• [Your goal]:
Write out all the material exactly. Leave nothing out.

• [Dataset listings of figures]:
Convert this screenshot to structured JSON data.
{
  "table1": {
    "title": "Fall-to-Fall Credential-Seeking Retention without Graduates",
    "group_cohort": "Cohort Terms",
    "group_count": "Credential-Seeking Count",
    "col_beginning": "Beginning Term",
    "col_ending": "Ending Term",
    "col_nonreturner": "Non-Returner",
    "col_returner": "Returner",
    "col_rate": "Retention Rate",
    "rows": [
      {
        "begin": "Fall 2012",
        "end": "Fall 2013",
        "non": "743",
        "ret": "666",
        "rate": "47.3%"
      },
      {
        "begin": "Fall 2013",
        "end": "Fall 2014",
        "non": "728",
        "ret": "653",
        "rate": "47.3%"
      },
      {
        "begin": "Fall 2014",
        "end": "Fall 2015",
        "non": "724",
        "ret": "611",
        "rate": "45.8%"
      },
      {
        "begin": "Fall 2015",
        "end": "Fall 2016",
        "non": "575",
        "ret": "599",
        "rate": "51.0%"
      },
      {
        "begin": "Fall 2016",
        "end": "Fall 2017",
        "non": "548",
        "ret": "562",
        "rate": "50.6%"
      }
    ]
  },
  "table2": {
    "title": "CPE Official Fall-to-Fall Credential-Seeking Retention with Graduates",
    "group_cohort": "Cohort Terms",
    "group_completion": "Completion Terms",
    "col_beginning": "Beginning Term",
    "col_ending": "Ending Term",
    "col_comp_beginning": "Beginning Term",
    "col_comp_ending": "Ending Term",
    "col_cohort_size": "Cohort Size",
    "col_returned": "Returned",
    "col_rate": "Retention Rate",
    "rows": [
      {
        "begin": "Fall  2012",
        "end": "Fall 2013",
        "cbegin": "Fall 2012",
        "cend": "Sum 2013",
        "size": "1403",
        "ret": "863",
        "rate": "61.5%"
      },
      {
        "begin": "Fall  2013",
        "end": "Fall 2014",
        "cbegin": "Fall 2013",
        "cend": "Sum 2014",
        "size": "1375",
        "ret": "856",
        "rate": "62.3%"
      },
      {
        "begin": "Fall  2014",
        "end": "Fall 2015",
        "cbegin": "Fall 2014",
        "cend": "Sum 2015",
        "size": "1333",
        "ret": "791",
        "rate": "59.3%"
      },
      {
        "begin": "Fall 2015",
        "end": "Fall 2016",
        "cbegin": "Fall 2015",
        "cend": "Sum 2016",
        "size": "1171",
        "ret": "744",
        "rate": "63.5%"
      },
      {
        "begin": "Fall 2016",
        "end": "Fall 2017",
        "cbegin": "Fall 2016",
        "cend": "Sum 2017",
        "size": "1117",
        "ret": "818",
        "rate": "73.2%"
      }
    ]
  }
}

• [Expected answer]:
Convert this screenshot to structured JSON data.
{
  "table1": {
    "title": "Fall-to-Fall Credential-Seeking Retention without Graduates",
    "group_cohort": "Cohort Terms",
    "group_count": "Credential-Seeking Count",
    "col_beginning": "Beginning Term",
    "col_ending": "Ending Term",
    "col_nonreturner": "Non-Returner",
    "col_returner": "Returner",
    "col_rate": "Retention Rate",
    "rows": [
      {
        "begin": "Fall 2012",
        "end": "Fall 2013",
        "non": "743",
        "ret": "666",
        "rate": "47.3%"
      },
      {
        "begin": "Fall 2013",
        "end": "Fall 2014",
        "non": "728",
        "ret": "653",
        "rate": "47.3%"
      },
      {
        "begin": "Fall 2014",
        "end": "Fall 2015",
        "non": "724",
        "ret": "611",
        "rate": "45.8%"
      },
      {
        "begin": "Fall 2015",
        "end": "Fall 2016",
        "non": "575",
        "ret": "599",
        "rate": "51.0%"
      },
      {
        "begin": "Fall 2016",
        "end": "Fall 2017",
        "non": "548",
        "ret": "562",
        "rate": "50.6%"
      }
    ]
  },
  "table2": {
    "title": "CPE Official Fall-to-Fall Credential-Seeking Retention with Graduates",
    "group_cohort": "Cohort Terms",
    "group_completion": "Completion Terms",
    "col_beginning": "Beginning Term",
    "col_ending": "Ending Term",
    "col_comp_beginning": "Beginning Term",
    "col_comp_ending": "Ending Term",
    "col_cohort_size": "Cohort Size",
    "col_returned": "Returned",
    "col_rate": "Retention Rate",
    "rows": [
      {
        "begin": "Fall  2012",
        "end": "Fall 2013",
        "cbegin": "Fall 2012",
        "cend": "Sum 2013",
        "size": "1403",
        "ret": "863",
        "rate": "61.5%"
      },
      {
        "begin": "Fall  2013",
        "end": "Fall 2014",
        "cbegin": "Fall 2013",
        "cend": "Sum 2014",
        "size": "1375",
        "ret": "856",
        "rate": "62.3%"
      },
      {
        "begin": "Fall  2014",
        "end": "Fall 2015",
        "cbegin": "Fall 2014",
        "cend": "Sum 2015",
        "size": "1333",
        "ret": "791",
        "rate": "59.3%"
      },
      {
        "begin": "Fall 2015",
        "end": "Fall 2016",
        "cbegin": "Fall 2015",
        "cend": "Sum 2016",
        "size": "1171",
        "ret": "744",
        "rate": "63.5%"
      },
      {
        "begin": "Fall 2016",
        "end": "Fall 2017",
        "cbegin": "Fall 2016",
        "cend": "Sum 2017",
        "size": "1117",
        "ret": "818",
        "rate": "73.2%"
      }
    ]
  }
}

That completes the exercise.